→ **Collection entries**
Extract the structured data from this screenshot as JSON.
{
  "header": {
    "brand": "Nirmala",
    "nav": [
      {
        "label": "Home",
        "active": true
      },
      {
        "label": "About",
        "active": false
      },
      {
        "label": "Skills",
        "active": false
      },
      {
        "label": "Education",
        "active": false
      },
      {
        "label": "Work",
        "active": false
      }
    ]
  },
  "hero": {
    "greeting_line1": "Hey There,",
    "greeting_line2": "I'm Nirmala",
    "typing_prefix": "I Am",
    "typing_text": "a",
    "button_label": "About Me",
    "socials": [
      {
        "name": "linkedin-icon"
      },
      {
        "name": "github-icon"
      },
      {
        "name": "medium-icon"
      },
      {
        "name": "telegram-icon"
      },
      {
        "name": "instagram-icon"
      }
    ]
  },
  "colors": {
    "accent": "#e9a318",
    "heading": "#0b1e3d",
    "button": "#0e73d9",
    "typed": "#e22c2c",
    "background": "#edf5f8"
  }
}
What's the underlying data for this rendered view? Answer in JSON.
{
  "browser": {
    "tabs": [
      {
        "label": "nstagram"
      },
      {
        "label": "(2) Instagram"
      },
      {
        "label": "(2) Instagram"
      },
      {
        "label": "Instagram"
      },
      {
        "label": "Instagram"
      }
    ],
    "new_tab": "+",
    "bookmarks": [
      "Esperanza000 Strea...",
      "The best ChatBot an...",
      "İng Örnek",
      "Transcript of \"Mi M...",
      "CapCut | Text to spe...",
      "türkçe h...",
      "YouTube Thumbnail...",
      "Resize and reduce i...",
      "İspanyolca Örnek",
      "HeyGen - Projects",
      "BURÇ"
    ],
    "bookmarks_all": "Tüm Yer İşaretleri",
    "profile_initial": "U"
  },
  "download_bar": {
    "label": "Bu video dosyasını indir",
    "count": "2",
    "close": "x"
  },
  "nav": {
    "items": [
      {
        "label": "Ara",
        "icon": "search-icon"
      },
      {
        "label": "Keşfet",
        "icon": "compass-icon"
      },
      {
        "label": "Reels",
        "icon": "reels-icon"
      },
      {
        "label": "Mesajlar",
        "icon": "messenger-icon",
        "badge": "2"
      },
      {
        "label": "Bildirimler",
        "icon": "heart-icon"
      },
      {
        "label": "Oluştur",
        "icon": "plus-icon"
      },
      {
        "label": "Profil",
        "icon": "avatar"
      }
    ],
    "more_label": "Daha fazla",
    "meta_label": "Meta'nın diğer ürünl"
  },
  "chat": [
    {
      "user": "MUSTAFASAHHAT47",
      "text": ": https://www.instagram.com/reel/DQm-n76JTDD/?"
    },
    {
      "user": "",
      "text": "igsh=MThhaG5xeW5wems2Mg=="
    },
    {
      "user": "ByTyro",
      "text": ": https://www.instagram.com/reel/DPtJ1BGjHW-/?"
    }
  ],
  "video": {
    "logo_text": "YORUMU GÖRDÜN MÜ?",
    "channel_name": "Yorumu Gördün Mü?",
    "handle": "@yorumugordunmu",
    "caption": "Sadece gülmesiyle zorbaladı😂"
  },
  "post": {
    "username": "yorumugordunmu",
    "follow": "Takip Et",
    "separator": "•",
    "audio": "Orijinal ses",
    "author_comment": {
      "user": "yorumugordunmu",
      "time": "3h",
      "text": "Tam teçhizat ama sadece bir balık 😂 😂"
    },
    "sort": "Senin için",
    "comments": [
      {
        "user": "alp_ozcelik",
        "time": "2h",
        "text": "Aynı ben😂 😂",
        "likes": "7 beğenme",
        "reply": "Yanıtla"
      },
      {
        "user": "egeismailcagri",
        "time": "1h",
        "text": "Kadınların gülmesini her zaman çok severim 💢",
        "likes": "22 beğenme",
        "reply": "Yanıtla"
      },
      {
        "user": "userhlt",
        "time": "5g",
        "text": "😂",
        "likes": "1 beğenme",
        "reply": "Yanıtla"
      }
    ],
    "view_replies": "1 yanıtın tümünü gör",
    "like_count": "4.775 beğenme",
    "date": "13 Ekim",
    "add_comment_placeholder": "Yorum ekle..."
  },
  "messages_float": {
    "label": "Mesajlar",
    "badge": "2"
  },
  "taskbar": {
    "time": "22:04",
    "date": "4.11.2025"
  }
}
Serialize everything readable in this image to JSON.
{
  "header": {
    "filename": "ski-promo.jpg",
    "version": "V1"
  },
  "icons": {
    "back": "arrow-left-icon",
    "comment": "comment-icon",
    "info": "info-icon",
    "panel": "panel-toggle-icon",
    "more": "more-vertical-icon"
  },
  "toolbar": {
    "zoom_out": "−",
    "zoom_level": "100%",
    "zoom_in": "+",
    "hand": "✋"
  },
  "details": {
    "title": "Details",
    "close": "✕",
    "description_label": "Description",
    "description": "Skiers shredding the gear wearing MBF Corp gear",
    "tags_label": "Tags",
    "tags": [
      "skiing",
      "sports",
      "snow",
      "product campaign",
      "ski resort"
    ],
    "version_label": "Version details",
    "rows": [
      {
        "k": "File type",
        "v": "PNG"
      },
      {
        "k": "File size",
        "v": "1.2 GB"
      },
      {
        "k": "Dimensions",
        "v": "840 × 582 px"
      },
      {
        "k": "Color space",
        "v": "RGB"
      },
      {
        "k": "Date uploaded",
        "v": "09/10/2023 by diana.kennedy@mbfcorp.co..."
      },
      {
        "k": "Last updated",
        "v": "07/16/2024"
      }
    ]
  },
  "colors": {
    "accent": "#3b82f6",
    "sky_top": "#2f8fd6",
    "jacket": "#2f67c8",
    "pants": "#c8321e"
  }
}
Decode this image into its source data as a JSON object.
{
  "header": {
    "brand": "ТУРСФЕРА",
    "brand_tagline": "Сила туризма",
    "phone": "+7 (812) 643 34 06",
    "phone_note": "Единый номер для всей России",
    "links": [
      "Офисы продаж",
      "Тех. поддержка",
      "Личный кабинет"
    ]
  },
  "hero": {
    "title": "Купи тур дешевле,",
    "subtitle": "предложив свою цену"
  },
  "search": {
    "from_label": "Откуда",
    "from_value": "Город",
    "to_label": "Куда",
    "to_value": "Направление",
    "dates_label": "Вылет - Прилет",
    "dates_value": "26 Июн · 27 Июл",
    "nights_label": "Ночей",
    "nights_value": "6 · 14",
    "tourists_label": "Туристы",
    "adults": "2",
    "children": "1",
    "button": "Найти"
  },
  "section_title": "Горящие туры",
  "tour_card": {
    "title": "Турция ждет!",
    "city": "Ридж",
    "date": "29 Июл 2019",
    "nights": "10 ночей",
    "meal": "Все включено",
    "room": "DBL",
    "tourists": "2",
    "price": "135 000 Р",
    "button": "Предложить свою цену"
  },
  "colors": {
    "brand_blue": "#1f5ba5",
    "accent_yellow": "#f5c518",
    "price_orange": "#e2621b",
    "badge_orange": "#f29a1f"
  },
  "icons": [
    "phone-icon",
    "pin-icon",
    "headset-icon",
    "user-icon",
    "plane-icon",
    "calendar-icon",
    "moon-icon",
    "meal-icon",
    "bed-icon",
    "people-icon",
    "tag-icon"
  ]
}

→ **What to do**
Look through the entries above for the word "https". Copy every line where it shows up.

→ **Written response**
      "text": ": https://www.instagram.com/reel/DQm-n76JTDD/?"
      "text": ": https://www.instagram.com/reel/DPtJ1BGjHW-/?"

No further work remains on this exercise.